教員の働き方改革についての本文と照らし合わせて、次の(a)〜(c)の記述が内容に合っているかを判断してください。それぞれ「はい」か「いいえ」で答え、判断の決め手となる本文の語句を正確に引用してください。
(a) 教職員定数の改善では、小学校高学年の教科担任制強化に1,900人が充てられている。
(b) 35人学級は小学校第6学年まで拡大される。
(c) 外部人材と教員の連携が円滑に行われなければ、業務が増える可能性がある。

━━━━━ 読む本文 ━━━━━

ただし、外部人材と教員の連携が円滑に行われないと、かえって業務が増える可能性もあります。慎重な導入と継続的な評価が必要でしょう。
教員の働き方改革の今後
ここからは文部科学省が出した令和6年度概算要求のポイントに基づいて今後期待される教員の働き方改革を推進するための様々な施策について見ていきます。
教職員定数の改善:5,910人増
- 小学校高学年の教科担任制強化:1,900人
効果:専門性の高い授業実施。教科指導の質向上 - 中学校の生徒指導や不登校対策:200人
効果:きめ細かな生徒指導。不登校児童生徒への対応強化 - 小規模校への支援:30人
効果:地域による教育格差の是正 - チーム学校や学校DXの推進:100人
効果:学校運営の効率化。ICT活用の促進 - 学力課題解消:70人
効果:学力格差の是正。個別指導の充実
単に人数を増やすだけでなく、新たな人材をどのように効果的に配置し、既存の教職員とどう連携させるかが重要になるでしょう。
35人学級の推進:小学校第5学年まで拡大
- 効果
- きめ細かな指導の実現
- 教員の負担軽減
- 新学習指導要領に対応した質の高い教育提供
- 課題:教室の確保・教員の確保
35人学級の実現は、長年の課題でした。これにより、個々の児童に対するきめ細かな指導が可能になる一方で、教室の確保や教員の質の維持といった新たな課題も生じます。

━━━━━ データ行 ━━━━━

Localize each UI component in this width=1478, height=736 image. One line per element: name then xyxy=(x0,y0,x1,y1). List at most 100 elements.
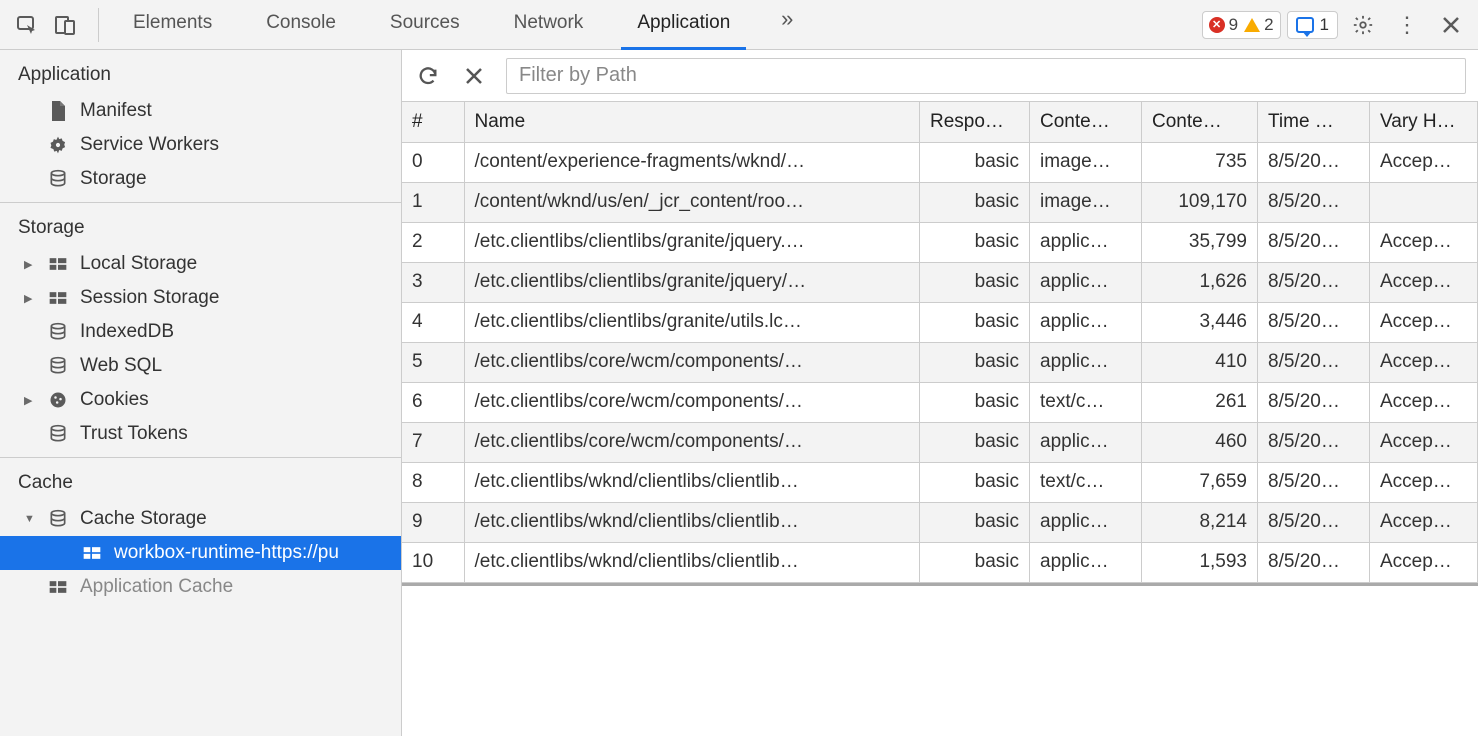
clear-icon[interactable] xyxy=(460,62,488,90)
sidebar-item[interactable]: Application Cache xyxy=(0,570,401,604)
table-row[interactable]: 1/content/wknd/us/en/_jcr_content/roo…ba… xyxy=(402,182,1478,222)
kebab-menu-icon[interactable]: ⋮ xyxy=(1388,6,1426,44)
grid-icon xyxy=(80,543,104,563)
item-label: Manifest xyxy=(80,100,152,122)
cache-storage-pane: # Name Respo… Conte… Conte… Time … Vary … xyxy=(402,50,1478,736)
cell-index: 0 xyxy=(402,142,464,182)
item-label: Trust Tokens xyxy=(80,423,188,445)
tab-console[interactable]: Console xyxy=(250,0,352,50)
table-row[interactable]: 8/etc.clientlibs/wknd/clientlibs/clientl… xyxy=(402,462,1478,502)
application-sidebar: ApplicationManifestService WorkersStorag… xyxy=(0,50,402,736)
col-content-type[interactable]: Conte… xyxy=(1030,102,1142,142)
error-icon: ✕ xyxy=(1209,17,1225,33)
sidebar-item[interactable]: Manifest xyxy=(0,94,401,128)
cell-content-type: applic… xyxy=(1030,422,1142,462)
cell-index: 4 xyxy=(402,302,464,342)
messages-badge[interactable]: 1 xyxy=(1287,11,1338,39)
table-row[interactable]: 6/etc.clientlibs/core/wcm/components/…ba… xyxy=(402,382,1478,422)
table-row[interactable]: 7/etc.clientlibs/core/wcm/components/…ba… xyxy=(402,422,1478,462)
cell-content-length: 1,593 xyxy=(1142,542,1258,582)
message-icon xyxy=(1296,17,1314,33)
cell-response: basic xyxy=(920,382,1030,422)
cell-content-type: applic… xyxy=(1030,222,1142,262)
tab-elements[interactable]: Elements xyxy=(117,0,228,50)
col-vary[interactable]: Vary H… xyxy=(1370,102,1478,142)
table-row[interactable]: 4/etc.clientlibs/clientlibs/granite/util… xyxy=(402,302,1478,342)
cell-vary xyxy=(1370,182,1478,222)
cell-response: basic xyxy=(920,422,1030,462)
filter-input[interactable] xyxy=(506,58,1466,94)
cell-name: /etc.clientlibs/wknd/clientlibs/clientli… xyxy=(464,542,920,582)
table-row[interactable]: 10/etc.clientlibs/wknd/clientlibs/client… xyxy=(402,542,1478,582)
sidebar-item[interactable]: workbox-runtime-https://pu xyxy=(0,536,401,570)
cell-vary: Accep… xyxy=(1370,262,1478,302)
tab-network[interactable]: Network xyxy=(498,0,600,50)
settings-icon[interactable] xyxy=(1344,6,1382,44)
col-time[interactable]: Time … xyxy=(1258,102,1370,142)
filter-bar xyxy=(402,50,1478,102)
cell-name: /etc.clientlibs/wknd/clientlibs/clientli… xyxy=(464,462,920,502)
sidebar-item[interactable]: Web SQL xyxy=(0,349,401,383)
cell-name: /etc.clientlibs/clientlibs/granite/jquer… xyxy=(464,262,920,302)
sidebar-item[interactable]: ▼Cache Storage xyxy=(0,502,401,536)
cell-response: basic xyxy=(920,142,1030,182)
disclosure-triangle[interactable]: ▶ xyxy=(24,258,34,271)
table-row[interactable]: 5/etc.clientlibs/core/wcm/components/…ba… xyxy=(402,342,1478,382)
cell-content-length: 410 xyxy=(1142,342,1258,382)
cell-content-length: 8,214 xyxy=(1142,502,1258,542)
main-content: ApplicationManifestService WorkersStorag… xyxy=(0,50,1478,736)
toggle-device-icon[interactable] xyxy=(46,6,84,44)
cell-time: 8/5/20… xyxy=(1258,182,1370,222)
refresh-icon[interactable] xyxy=(414,62,442,90)
table-row[interactable]: 0/content/experience-fragments/wknd/…bas… xyxy=(402,142,1478,182)
cell-time: 8/5/20… xyxy=(1258,382,1370,422)
col-content-length[interactable]: Conte… xyxy=(1142,102,1258,142)
cell-index: 3 xyxy=(402,262,464,302)
table-row[interactable]: 9/etc.clientlibs/wknd/clientlibs/clientl… xyxy=(402,502,1478,542)
table-header-row: # Name Respo… Conte… Conte… Time … Vary … xyxy=(402,102,1478,142)
cell-time: 8/5/20… xyxy=(1258,142,1370,182)
more-tabs-icon[interactable]: » xyxy=(768,0,806,38)
cell-name: /etc.clientlibs/core/wcm/components/… xyxy=(464,422,920,462)
cell-response: basic xyxy=(920,342,1030,382)
table-row[interactable]: 3/etc.clientlibs/clientlibs/granite/jque… xyxy=(402,262,1478,302)
sidebar-item[interactable]: Service Workers xyxy=(0,128,401,162)
sidebar-item[interactable]: ▶Session Storage xyxy=(0,281,401,315)
disclosure-triangle[interactable]: ▼ xyxy=(24,513,34,525)
disclosure-triangle[interactable]: ▶ xyxy=(24,394,34,407)
table-row[interactable]: 2/etc.clientlibs/clientlibs/granite/jque… xyxy=(402,222,1478,262)
cell-index: 5 xyxy=(402,342,464,382)
cell-vary: Accep… xyxy=(1370,502,1478,542)
col-name[interactable]: Name xyxy=(464,102,920,142)
item-label: workbox-runtime-https://pu xyxy=(114,542,339,564)
item-label: Web SQL xyxy=(80,355,162,377)
sidebar-item[interactable]: Storage xyxy=(0,162,401,196)
sidebar-item[interactable]: Trust Tokens xyxy=(0,417,401,451)
grid-icon xyxy=(46,577,70,597)
section-header: Storage xyxy=(0,203,401,247)
cell-response: basic xyxy=(920,302,1030,342)
item-label: Application Cache xyxy=(80,576,233,598)
sidebar-item[interactable]: ▶Local Storage xyxy=(0,247,401,281)
db-icon xyxy=(46,169,70,189)
col-response[interactable]: Respo… xyxy=(920,102,1030,142)
tab-sources[interactable]: Sources xyxy=(374,0,476,50)
tab-application[interactable]: Application xyxy=(621,0,746,50)
cell-content-type: applic… xyxy=(1030,502,1142,542)
close-devtools-icon[interactable] xyxy=(1432,6,1470,44)
cell-vary: Accep… xyxy=(1370,342,1478,382)
cell-vary: Accep… xyxy=(1370,422,1478,462)
cell-time: 8/5/20… xyxy=(1258,502,1370,542)
cell-content-length: 35,799 xyxy=(1142,222,1258,262)
col-index[interactable]: # xyxy=(402,102,464,142)
disclosure-triangle[interactable]: ▶ xyxy=(24,292,34,305)
cell-name: /etc.clientlibs/wknd/clientlibs/clientli… xyxy=(464,502,920,542)
sidebar-item[interactable]: IndexedDB xyxy=(0,315,401,349)
cell-vary: Accep… xyxy=(1370,142,1478,182)
item-label: Storage xyxy=(80,168,147,190)
cell-content-type: applic… xyxy=(1030,262,1142,302)
inspect-element-icon[interactable] xyxy=(8,6,46,44)
devtools-toolbar: Elements Console Sources Network Applica… xyxy=(0,0,1478,50)
sidebar-item[interactable]: ▶Cookies xyxy=(0,383,401,417)
console-issues-badge[interactable]: ✕ 9 2 xyxy=(1202,11,1281,39)
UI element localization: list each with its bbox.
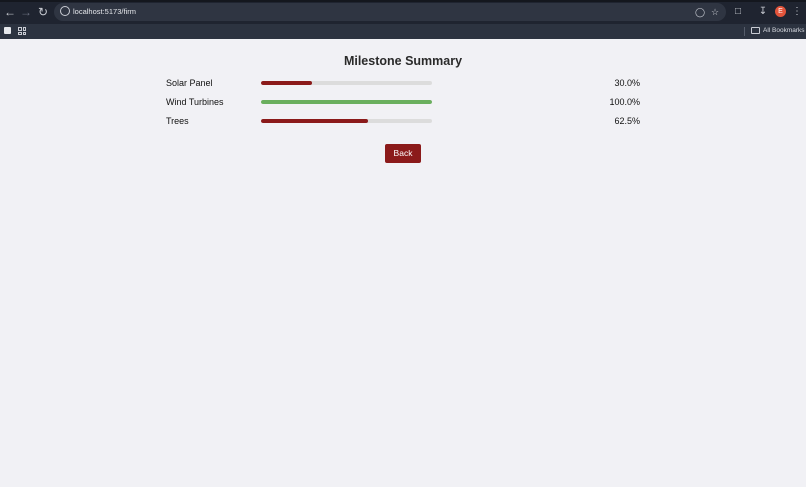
milestone-percent: 62.5% <box>614 116 640 126</box>
address-bar[interactable]: localhost:5173/firm ◯ ☆ <box>54 3 726 21</box>
apps-grid-icon[interactable] <box>18 27 26 35</box>
sidebar-toggle-icon[interactable] <box>4 27 11 34</box>
milestone-row: Wind Turbines 100.0% <box>0 95 806 109</box>
bookmarks-divider <box>744 27 745 36</box>
progress-fill <box>261 81 313 85</box>
milestone-label: Solar Panel <box>166 78 213 88</box>
progress-fill <box>261 100 432 104</box>
milestone-row: Solar Panel 30.0% <box>0 76 806 90</box>
browser-toolbar: ← → ↻ localhost:5173/firm ◯ ☆ □ ↧ E ⋮ <box>0 0 806 24</box>
bookmarks-bar: All Bookmarks <box>0 24 806 39</box>
reload-icon[interactable]: ↻ <box>36 5 50 19</box>
milestone-percent: 30.0% <box>614 78 640 88</box>
tab-strip-edge <box>0 0 806 2</box>
milestone-row: Trees 62.5% <box>0 114 806 128</box>
milestone-percent: 100.0% <box>609 97 640 107</box>
key-icon[interactable]: ◯ <box>694 6 706 18</box>
profile-avatar[interactable]: E <box>775 6 786 17</box>
folder-icon[interactable] <box>751 27 760 34</box>
address-url[interactable]: localhost:5173/firm <box>73 6 136 18</box>
milestone-label: Trees <box>166 116 189 126</box>
progress-track <box>261 100 432 104</box>
download-icon[interactable]: ↧ <box>756 5 770 19</box>
page-title: Milestone Summary <box>343 54 463 68</box>
back-button[interactable]: Back <box>385 144 421 163</box>
site-info-icon[interactable] <box>60 6 70 16</box>
kebab-menu-icon[interactable]: ⋮ <box>790 5 804 19</box>
star-icon[interactable]: ☆ <box>709 6 721 18</box>
puzzle-icon[interactable]: □ <box>731 5 745 19</box>
progress-track <box>261 81 432 85</box>
progress-fill <box>261 119 368 123</box>
all-bookmarks-label[interactable]: All Bookmarks <box>763 26 805 36</box>
progress-track <box>261 119 432 123</box>
back-arrow-icon[interactable]: ← <box>3 5 17 19</box>
forward-arrow-icon[interactable]: → <box>19 5 33 19</box>
milestone-label: Wind Turbines <box>166 97 224 107</box>
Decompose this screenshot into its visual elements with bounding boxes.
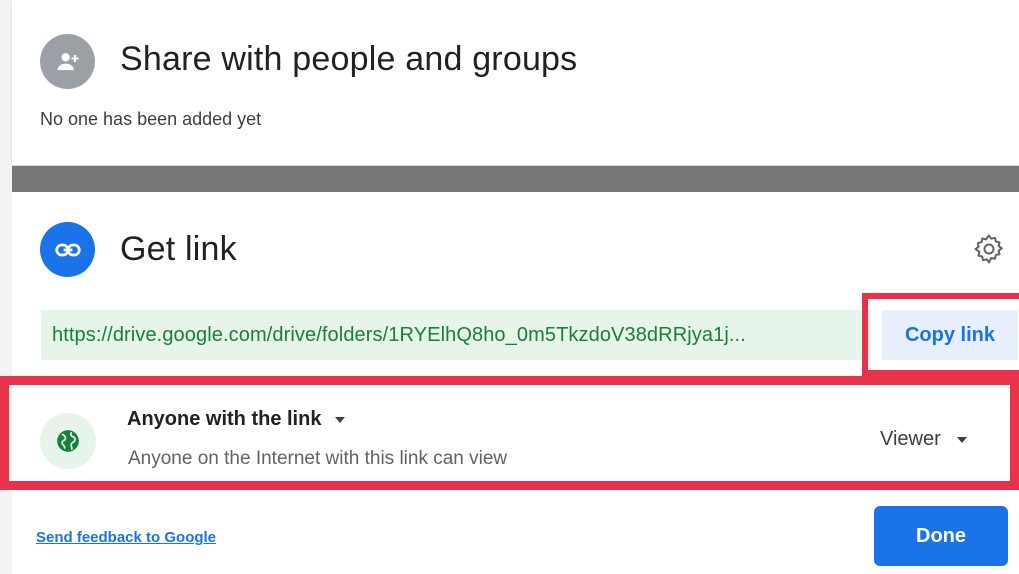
globe-icon-circle	[40, 413, 96, 469]
access-title: Anyone with the link	[127, 408, 322, 430]
divider	[12, 166, 1019, 192]
share-title: Share with people and groups	[120, 40, 578, 78]
caret-down-icon	[956, 436, 967, 443]
add-person-icon	[40, 34, 95, 89]
done-button[interactable]: Done	[874, 506, 1008, 566]
globe-icon	[57, 430, 79, 452]
caret-down-icon	[335, 416, 346, 423]
access-dropdown[interactable]: Anyone with the link	[127, 408, 346, 431]
feedback-link[interactable]: Send feedback to Google	[36, 529, 216, 546]
role-label: Viewer	[880, 428, 941, 450]
role-dropdown[interactable]: Viewer	[880, 428, 967, 451]
share-subtitle: No one has been added yet	[40, 109, 262, 129]
access-description: Anyone on the Internet with this link ca…	[128, 448, 508, 469]
access-row: Anyone with the link Anyone on the Inter…	[0, 192, 1019, 574]
share-section: Share with people and groups No one has …	[12, 0, 1019, 165]
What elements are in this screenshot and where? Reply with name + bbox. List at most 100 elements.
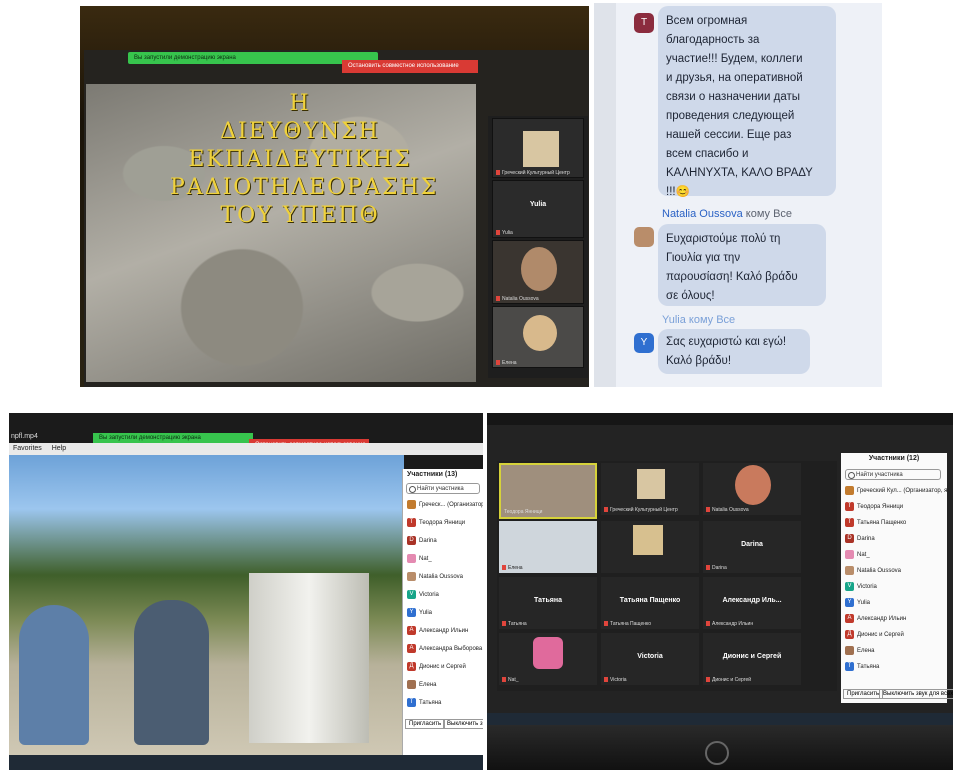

━━━━━

完成解答:
(a) はい:「小学校高学年の教科担任制強化:1,900人」
(b) いいえ:「35人学級の推進:小学校第5学年まで拡大」
(c) はい:「外部人材と教員の連携が円滑に行われないと、かえって業務が増える可能性もあります」